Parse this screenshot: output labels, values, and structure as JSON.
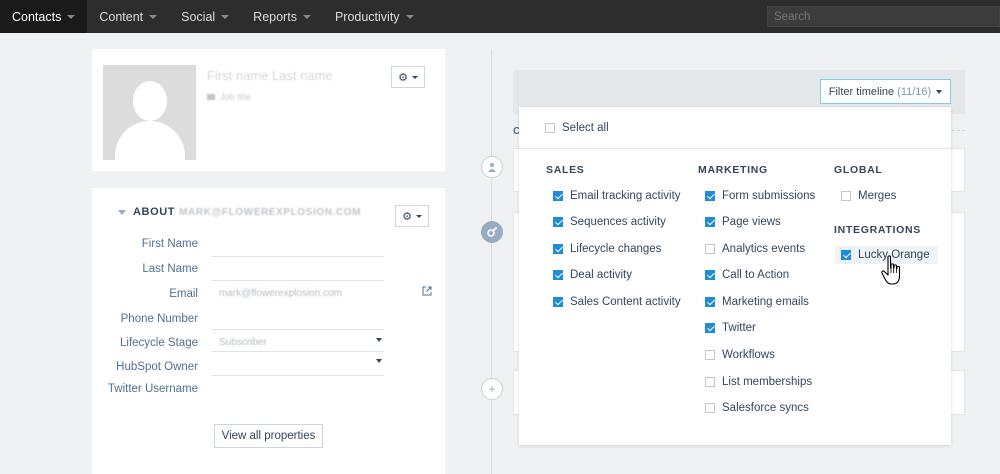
{
  "topnav": {
    "items": [
      {
        "label": "Contacts",
        "active": true
      },
      {
        "label": "Content",
        "active": false
      },
      {
        "label": "Social",
        "active": false
      },
      {
        "label": "Reports",
        "active": false
      },
      {
        "label": "Productivity",
        "active": false
      }
    ],
    "search_placeholder": "Search"
  },
  "profile": {
    "name": "First name Last name",
    "job_title": "Job title",
    "gear_icon": "gear-icon"
  },
  "about": {
    "title": "ABOUT",
    "email_blurred": "MARK@FLOWEREXPLOSION.COM",
    "properties": [
      {
        "label": "First Name",
        "value": ""
      },
      {
        "label": "Last Name",
        "value": ""
      },
      {
        "label": "Email",
        "value": "mark@flowerexplosion.com"
      },
      {
        "label": "Phone Number",
        "value": ""
      },
      {
        "label": "Lifecycle Stage",
        "value": "Subscriber"
      },
      {
        "label": "HubSpot Owner",
        "value": ""
      },
      {
        "label": "Twitter Username",
        "value": ""
      }
    ],
    "view_all": "View all properties"
  },
  "timeline": {
    "filter_label": "Filter timeline",
    "filter_count": "(11/16)",
    "letter": "C"
  },
  "filter_panel": {
    "select_all": "Select all",
    "sales": {
      "heading": "SALES",
      "items": [
        {
          "label": "Email tracking activity",
          "checked": true
        },
        {
          "label": "Sequences activity",
          "checked": true
        },
        {
          "label": "Lifecycle changes",
          "checked": true
        },
        {
          "label": "Deal activity",
          "checked": true
        },
        {
          "label": "Sales Content activity",
          "checked": true
        }
      ]
    },
    "marketing": {
      "heading": "MARKETING",
      "items": [
        {
          "label": "Form submissions",
          "checked": true
        },
        {
          "label": "Page views",
          "checked": true
        },
        {
          "label": "Analytics events",
          "checked": false
        },
        {
          "label": "Call to Action",
          "checked": true
        },
        {
          "label": "Marketing emails",
          "checked": true
        },
        {
          "label": "Twitter",
          "checked": true
        },
        {
          "label": "Workflows",
          "checked": false
        },
        {
          "label": "List memberships",
          "checked": false
        },
        {
          "label": "Salesforce syncs",
          "checked": false
        }
      ]
    },
    "global": {
      "heading": "GLOBAL",
      "items": [
        {
          "label": "Merges",
          "checked": false
        }
      ]
    },
    "integrations": {
      "heading": "INTEGRATIONS",
      "items": [
        {
          "label": "Lucky Orange",
          "checked": true
        }
      ]
    }
  },
  "colors": {
    "accent": "#1e8cd6",
    "nav_bg": "#2d2d2d",
    "filter_border": "#7fd1de"
  }
}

Exercise:
Find the number of lines in which the word "properties" occurs, and write nothing but that number.

Task output:
2